- _What to work on_
Will you transcribe all the entries word for word, skipping the pictures they hold?

○ ○ ○ ○ ○ ○ ○

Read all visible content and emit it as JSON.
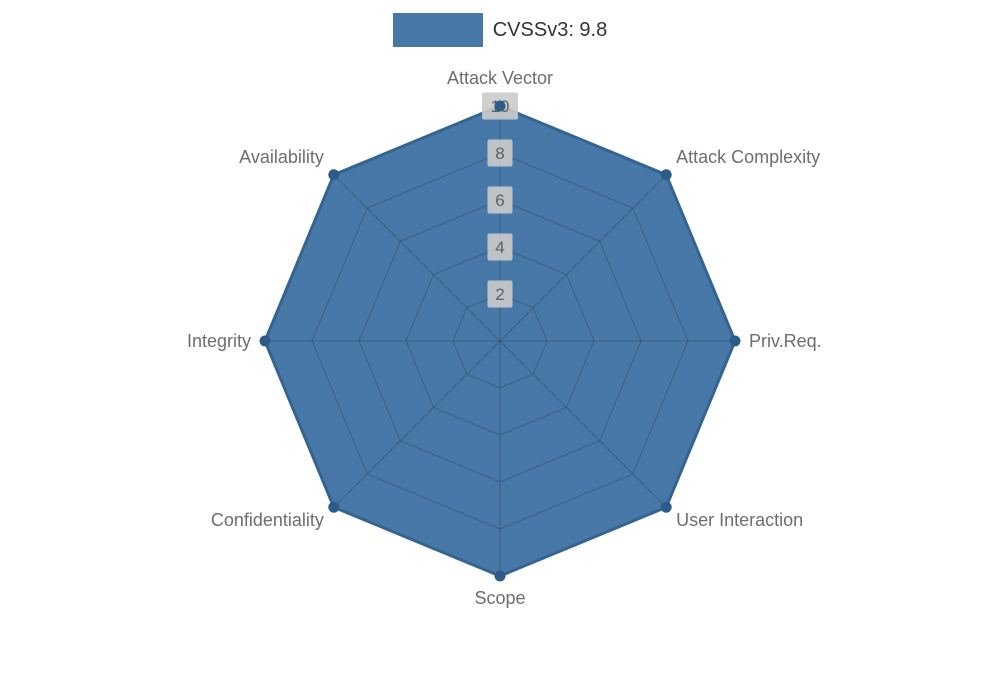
{
  "legend": {
    "label": "CVSSv3: 9.8"
  },
  "chart_data": {
    "type": "radar",
    "title": "CVSSv3: 9.8",
    "categories": [
      "Attack Vector",
      "Attack Complexity",
      "Priv.Req.",
      "User Interaction",
      "Scope",
      "Confidentiality",
      "Integrity",
      "Availability"
    ],
    "series": [
      {
        "name": "CVSSv3: 9.8",
        "values": [
          10,
          10,
          10,
          10,
          10,
          10,
          10,
          10
        ]
      }
    ],
    "ticks": [
      2,
      4,
      6,
      8,
      10
    ],
    "range": [
      0,
      10
    ],
    "legend_position": "top-center",
    "grid": true,
    "colors": {
      "fill": "#4878a8",
      "outline": "#34648f",
      "point": "#2d5c8a",
      "grid_line": "rgba(45,55,65,0.38)",
      "axis_label": "#6e6e6e",
      "tick_text": "#5f5f5f",
      "tick_bg": "#cbcbcb",
      "legend_text": "#333333",
      "background": "#ffffff"
    }
  }
}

○ ○ ○ ○ ○ ○ ○

- _Answer to this exercise_
Read all visible content and emit it as JSON.
{
  "legend": {
    "label": "CVSSv3: 9.8"
  },
  "chart_data": {
    "type": "radar",
    "title": "CVSSv3: 9.8",
    "categories": [
      "Attack Vector",
      "Attack Complexity",
      "Priv.Req.",
      "User Interaction",
      "Scope",
      "Confidentiality",
      "Integrity",
      "Availability"
    ],
    "series": [
      {
        "name": "CVSSv3: 9.8",
        "values": [
          10,
          10,
          10,
          10,
          10,
          10,
          10,
          10
        ]
      }
    ],
    "ticks": [
      2,
      4,
      6,
      8,
      10
    ],
    "range": [
      0,
      10
    ],
    "legend_position": "top-center",
    "grid": true,
    "colors": {
      "fill": "#4878a8",
      "outline": "#34648f",
      "point": "#2d5c8a",
      "grid_line": "rgba(45,55,65,0.38)",
      "axis_label": "#6e6e6e",
      "tick_text": "#5f5f5f",
      "tick_bg": "#cbcbcb",
      "legend_text": "#333333",
      "background": "#ffffff"
    }
  }
}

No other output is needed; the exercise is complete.